— Start Stored rows —
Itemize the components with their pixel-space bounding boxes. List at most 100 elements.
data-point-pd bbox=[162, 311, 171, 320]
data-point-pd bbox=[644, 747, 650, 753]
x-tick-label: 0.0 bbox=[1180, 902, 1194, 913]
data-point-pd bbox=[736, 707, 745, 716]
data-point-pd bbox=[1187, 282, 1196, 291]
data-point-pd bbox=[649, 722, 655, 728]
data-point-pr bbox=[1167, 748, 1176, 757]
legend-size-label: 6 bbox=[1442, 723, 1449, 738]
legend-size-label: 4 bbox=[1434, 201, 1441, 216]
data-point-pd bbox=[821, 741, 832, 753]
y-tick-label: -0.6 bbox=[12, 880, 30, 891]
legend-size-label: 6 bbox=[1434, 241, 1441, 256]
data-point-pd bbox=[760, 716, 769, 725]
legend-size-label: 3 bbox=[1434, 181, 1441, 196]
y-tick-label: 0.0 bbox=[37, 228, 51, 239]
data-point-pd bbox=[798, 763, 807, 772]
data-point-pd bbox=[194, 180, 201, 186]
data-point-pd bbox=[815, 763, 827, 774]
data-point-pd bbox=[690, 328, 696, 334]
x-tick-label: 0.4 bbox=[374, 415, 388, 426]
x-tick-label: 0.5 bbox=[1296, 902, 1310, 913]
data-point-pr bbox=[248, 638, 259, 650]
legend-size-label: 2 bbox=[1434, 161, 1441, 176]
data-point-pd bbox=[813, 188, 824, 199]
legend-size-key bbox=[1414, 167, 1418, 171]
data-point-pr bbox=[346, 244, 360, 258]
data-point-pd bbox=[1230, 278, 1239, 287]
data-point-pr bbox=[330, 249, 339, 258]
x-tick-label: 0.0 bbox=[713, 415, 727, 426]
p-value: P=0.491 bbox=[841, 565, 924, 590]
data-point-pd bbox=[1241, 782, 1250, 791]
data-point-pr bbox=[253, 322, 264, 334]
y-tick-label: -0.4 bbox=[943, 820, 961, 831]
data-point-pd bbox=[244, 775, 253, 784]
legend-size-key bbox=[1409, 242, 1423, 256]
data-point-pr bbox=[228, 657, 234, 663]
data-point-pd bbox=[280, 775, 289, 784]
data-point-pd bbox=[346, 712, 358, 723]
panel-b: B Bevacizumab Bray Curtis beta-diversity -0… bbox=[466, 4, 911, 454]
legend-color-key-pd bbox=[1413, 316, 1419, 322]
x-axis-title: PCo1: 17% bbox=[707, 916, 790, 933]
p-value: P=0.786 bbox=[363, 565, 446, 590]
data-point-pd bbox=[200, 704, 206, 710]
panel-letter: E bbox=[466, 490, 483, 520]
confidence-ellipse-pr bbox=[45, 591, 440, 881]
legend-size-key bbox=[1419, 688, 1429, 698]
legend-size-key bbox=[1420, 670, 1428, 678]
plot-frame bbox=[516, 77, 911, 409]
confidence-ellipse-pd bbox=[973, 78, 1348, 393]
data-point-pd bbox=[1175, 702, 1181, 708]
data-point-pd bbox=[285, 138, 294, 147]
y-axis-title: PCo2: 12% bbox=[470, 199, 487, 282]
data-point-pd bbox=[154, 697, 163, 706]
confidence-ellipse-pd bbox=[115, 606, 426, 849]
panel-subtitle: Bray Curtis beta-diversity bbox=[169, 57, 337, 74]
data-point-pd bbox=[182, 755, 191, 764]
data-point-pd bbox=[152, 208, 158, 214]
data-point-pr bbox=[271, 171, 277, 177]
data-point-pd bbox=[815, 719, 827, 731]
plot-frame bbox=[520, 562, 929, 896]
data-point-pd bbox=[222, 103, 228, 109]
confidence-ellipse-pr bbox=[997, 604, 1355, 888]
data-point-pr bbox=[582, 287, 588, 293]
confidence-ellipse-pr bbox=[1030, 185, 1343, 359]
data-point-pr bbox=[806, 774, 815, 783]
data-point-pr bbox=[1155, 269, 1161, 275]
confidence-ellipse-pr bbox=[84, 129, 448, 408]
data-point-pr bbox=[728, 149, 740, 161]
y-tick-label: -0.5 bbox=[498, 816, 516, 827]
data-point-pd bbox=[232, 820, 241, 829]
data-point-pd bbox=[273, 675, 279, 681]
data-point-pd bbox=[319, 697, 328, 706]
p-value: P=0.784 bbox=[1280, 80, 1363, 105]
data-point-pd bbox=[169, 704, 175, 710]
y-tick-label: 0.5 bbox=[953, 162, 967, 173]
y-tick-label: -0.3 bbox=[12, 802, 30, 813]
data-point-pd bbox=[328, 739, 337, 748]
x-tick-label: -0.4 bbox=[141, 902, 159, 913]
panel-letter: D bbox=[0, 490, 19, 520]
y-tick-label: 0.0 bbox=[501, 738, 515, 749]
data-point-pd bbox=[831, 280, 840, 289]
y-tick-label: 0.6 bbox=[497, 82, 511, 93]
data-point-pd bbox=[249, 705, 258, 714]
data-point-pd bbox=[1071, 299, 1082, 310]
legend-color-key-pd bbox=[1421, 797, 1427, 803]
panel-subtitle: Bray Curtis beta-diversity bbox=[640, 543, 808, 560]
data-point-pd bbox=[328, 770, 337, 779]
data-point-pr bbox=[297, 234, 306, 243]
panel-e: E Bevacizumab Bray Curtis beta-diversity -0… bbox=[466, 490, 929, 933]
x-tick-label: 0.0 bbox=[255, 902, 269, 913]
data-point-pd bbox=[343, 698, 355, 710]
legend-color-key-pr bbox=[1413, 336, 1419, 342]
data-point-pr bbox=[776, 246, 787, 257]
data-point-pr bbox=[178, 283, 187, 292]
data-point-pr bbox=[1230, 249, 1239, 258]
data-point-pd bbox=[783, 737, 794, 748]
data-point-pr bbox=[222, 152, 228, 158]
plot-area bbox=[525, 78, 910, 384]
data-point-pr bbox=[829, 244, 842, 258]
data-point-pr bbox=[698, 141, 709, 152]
— End Stored rows —
# Challenge
Reproduce the records unchanged, starting from their first line and ending with the line that contains "x-tick-label: 0.5 bbox=[1296, 902, 1310, 913]", including both of those lines.

# Task output
Itemize the components with their pixel-space bounding boxes. List at most 100 elements.
data-point-pd bbox=[162, 311, 171, 320]
data-point-pd bbox=[644, 747, 650, 753]
x-tick-label: 0.0 bbox=[1180, 902, 1194, 913]
data-point-pd bbox=[736, 707, 745, 716]
data-point-pd bbox=[1187, 282, 1196, 291]
data-point-pd bbox=[649, 722, 655, 728]
data-point-pr bbox=[1167, 748, 1176, 757]
legend-size-label: 6 bbox=[1442, 723, 1449, 738]
legend-size-label: 4 bbox=[1434, 201, 1441, 216]
data-point-pd bbox=[821, 741, 832, 753]
y-tick-label: -0.6 bbox=[12, 880, 30, 891]
legend-size-label: 6 bbox=[1434, 241, 1441, 256]
data-point-pd bbox=[760, 716, 769, 725]
legend-size-label: 3 bbox=[1434, 181, 1441, 196]
y-tick-label: 0.0 bbox=[37, 228, 51, 239]
data-point-pd bbox=[798, 763, 807, 772]
data-point-pd bbox=[194, 180, 201, 186]
data-point-pd bbox=[815, 763, 827, 774]
data-point-pd bbox=[690, 328, 696, 334]
x-tick-label: 0.4 bbox=[374, 415, 388, 426]
x-tick-label: 0.5 bbox=[1296, 902, 1310, 913]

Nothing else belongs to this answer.